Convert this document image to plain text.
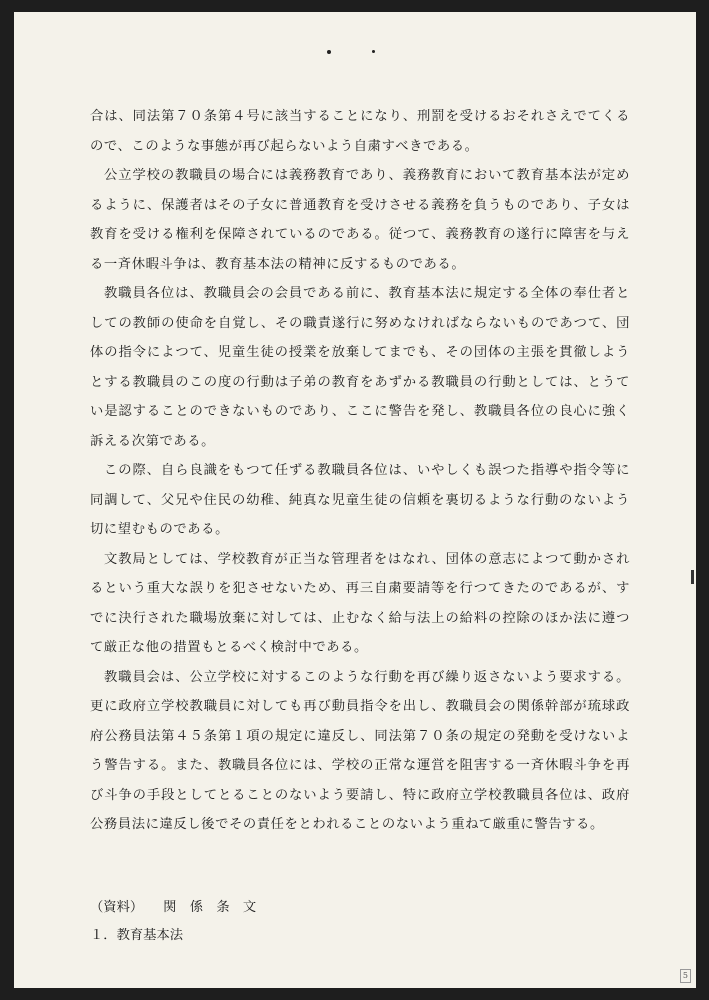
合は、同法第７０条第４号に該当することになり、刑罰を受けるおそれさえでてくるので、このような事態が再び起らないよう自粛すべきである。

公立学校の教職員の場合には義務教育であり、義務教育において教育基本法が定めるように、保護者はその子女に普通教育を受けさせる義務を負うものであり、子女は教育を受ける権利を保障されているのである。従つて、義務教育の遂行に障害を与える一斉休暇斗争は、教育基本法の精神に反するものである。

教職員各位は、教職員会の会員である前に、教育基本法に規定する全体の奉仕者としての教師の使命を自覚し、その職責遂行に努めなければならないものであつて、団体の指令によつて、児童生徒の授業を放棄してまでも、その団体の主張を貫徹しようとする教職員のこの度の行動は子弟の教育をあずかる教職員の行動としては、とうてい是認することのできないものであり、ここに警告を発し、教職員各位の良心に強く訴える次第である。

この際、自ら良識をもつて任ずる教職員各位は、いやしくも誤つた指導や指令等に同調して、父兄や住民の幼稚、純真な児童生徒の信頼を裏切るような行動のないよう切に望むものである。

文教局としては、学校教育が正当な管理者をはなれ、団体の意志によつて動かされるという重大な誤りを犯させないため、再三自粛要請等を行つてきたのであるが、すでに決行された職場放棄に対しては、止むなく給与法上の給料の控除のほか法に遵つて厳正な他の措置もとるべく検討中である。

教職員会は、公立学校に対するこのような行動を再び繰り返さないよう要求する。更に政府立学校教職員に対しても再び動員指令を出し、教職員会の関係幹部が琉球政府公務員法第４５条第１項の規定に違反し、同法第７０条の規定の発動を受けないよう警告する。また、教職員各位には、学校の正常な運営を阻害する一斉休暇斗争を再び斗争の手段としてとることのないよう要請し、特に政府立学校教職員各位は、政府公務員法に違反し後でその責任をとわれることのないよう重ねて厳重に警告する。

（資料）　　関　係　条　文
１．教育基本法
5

----------

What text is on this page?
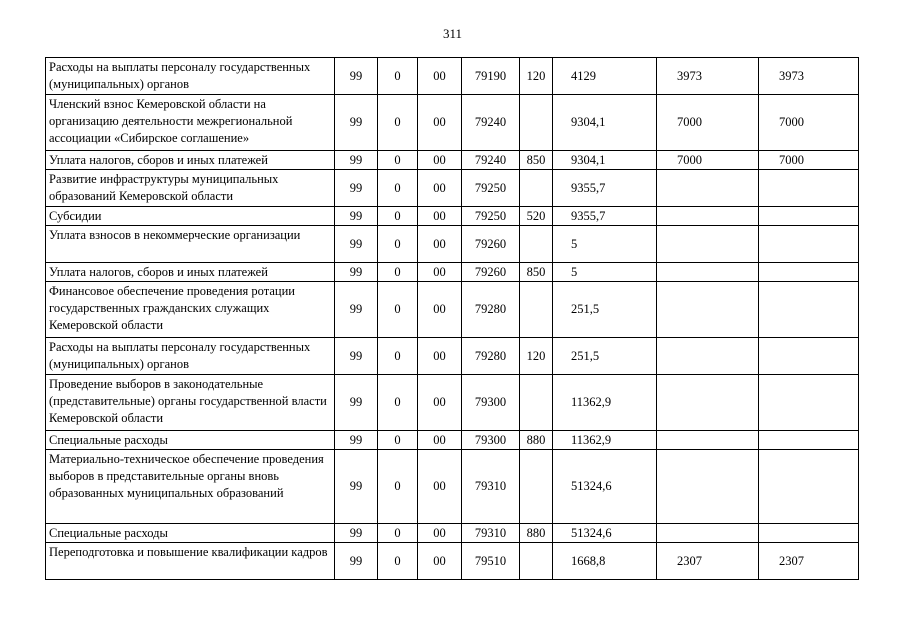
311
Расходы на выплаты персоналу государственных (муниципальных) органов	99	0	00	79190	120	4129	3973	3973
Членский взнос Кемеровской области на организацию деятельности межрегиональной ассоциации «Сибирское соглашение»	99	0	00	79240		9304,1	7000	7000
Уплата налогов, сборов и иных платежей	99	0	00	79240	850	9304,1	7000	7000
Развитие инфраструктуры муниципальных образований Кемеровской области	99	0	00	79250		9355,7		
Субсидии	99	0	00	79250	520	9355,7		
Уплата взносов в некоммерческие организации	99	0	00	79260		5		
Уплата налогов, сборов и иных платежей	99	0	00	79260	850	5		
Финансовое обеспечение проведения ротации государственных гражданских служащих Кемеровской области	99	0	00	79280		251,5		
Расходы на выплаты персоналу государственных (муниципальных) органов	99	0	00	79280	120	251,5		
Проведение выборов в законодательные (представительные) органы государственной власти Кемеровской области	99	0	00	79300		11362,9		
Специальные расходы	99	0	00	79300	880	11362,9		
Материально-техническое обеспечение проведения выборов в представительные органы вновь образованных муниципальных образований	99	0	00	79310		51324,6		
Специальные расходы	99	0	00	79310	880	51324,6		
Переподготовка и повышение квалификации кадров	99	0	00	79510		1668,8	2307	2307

----------

Given exercise:
For each line above that contains the word "персоналу", copy that line.

Worked solution:
Расходы на выплаты персоналу государственных (муниципальных) органов	99	0	00	79190	120	4129	3973	3973
Расходы на выплаты персоналу государственных (муниципальных) органов	99	0	00	79280	120	251,5		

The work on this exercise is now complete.